From the listing below, select every line where the word "BEAULIPS" appears.

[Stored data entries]
• • • • • • •
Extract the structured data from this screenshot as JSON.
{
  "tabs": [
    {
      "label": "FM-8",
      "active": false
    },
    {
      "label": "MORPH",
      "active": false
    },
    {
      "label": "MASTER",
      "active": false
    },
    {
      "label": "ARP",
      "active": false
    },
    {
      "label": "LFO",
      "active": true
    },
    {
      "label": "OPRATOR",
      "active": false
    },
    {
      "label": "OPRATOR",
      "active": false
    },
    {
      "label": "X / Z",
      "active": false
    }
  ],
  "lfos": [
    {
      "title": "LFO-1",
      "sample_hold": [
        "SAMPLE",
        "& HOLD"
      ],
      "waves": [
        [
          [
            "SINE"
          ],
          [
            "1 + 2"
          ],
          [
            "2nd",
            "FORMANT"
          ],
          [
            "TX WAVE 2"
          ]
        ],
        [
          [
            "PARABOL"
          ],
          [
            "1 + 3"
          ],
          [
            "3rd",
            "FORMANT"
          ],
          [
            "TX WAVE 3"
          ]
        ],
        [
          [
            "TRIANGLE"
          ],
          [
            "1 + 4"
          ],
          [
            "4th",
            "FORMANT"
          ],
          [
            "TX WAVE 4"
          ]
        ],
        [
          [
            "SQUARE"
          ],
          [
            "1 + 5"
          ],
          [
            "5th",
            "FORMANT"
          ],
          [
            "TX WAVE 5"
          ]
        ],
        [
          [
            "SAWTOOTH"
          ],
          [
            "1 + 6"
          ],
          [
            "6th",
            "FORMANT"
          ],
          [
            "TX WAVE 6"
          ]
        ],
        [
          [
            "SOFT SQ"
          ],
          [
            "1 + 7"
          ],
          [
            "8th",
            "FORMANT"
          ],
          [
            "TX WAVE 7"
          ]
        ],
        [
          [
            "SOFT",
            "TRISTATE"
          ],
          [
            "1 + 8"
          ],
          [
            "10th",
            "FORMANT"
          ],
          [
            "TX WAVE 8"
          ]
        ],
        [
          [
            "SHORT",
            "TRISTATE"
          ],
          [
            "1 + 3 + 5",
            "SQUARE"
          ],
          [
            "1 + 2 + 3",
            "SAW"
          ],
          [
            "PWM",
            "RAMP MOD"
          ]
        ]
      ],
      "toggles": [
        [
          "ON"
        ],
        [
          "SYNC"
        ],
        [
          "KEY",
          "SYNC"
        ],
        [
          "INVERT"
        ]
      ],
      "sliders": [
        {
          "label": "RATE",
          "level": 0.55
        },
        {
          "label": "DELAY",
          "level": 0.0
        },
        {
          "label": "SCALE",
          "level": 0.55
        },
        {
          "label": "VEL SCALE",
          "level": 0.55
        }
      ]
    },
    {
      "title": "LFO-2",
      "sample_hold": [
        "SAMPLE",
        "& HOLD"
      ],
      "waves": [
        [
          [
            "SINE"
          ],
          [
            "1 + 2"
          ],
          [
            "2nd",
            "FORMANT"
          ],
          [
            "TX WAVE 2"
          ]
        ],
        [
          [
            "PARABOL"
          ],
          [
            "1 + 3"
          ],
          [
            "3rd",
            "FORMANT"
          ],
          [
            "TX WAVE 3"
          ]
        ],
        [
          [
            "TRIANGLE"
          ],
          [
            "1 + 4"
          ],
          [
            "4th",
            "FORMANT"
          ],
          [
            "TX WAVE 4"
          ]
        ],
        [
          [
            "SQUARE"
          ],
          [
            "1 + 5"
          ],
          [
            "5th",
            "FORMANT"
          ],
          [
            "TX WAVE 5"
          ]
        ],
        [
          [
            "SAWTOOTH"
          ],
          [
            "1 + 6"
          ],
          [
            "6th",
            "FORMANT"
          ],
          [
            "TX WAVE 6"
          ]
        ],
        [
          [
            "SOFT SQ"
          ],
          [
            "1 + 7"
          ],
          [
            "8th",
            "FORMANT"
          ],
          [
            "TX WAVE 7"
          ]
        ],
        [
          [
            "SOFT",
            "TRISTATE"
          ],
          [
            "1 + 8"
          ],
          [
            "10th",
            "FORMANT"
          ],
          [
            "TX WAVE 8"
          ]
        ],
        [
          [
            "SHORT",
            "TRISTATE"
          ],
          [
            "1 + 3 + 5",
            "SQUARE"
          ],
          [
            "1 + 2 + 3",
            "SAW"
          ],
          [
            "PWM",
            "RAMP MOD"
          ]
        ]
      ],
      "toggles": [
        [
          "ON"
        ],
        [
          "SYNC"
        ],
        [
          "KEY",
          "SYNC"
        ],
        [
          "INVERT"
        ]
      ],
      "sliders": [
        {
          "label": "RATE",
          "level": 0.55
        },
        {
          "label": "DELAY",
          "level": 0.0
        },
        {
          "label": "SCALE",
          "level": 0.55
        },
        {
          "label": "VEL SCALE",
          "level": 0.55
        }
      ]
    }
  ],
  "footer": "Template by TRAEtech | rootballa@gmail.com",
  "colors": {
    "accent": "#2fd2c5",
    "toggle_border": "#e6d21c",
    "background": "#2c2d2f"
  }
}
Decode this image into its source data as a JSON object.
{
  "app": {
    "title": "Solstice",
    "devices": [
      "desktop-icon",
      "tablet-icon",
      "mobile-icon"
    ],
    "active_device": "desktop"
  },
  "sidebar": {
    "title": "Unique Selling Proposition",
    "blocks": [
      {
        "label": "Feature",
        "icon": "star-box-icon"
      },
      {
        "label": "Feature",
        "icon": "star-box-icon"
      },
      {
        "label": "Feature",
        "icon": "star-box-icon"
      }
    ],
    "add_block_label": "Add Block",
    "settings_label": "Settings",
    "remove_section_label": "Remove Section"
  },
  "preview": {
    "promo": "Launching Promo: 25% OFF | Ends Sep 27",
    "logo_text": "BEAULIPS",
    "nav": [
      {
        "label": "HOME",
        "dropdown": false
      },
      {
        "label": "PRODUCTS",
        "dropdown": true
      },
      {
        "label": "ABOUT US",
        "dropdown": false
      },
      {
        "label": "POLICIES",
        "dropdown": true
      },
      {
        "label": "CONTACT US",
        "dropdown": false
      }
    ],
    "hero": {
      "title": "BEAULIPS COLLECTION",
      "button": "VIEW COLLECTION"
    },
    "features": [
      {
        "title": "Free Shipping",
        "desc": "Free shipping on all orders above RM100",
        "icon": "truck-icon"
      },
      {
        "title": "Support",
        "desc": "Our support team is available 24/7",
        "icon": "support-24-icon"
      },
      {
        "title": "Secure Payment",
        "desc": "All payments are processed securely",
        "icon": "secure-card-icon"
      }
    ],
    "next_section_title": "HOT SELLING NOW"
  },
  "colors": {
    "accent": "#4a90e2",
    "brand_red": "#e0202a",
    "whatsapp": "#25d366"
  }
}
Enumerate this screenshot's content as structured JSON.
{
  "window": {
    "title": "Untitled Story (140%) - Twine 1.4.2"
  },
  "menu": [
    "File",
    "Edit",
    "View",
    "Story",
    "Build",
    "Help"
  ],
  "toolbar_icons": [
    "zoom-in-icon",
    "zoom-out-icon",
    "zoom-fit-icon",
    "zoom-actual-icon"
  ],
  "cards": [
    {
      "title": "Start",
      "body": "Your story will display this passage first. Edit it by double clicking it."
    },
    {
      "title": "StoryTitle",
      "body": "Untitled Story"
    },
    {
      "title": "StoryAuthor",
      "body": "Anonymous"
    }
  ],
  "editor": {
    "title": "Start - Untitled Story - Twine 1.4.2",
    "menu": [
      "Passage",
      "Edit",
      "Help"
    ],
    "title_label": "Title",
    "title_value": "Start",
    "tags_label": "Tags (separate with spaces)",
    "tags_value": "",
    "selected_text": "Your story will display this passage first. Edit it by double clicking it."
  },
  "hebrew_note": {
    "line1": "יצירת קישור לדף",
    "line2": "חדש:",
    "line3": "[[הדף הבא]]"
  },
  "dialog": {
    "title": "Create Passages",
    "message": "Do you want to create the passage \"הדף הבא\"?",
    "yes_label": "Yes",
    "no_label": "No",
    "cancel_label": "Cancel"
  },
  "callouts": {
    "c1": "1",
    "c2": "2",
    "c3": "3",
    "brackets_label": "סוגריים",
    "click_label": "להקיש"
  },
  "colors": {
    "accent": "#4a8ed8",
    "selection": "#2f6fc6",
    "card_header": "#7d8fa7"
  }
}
• • • • • • •
The completed task.
    "logo_text": "BEAULIPS",
      "title": "BEAULIPS COLLECTION",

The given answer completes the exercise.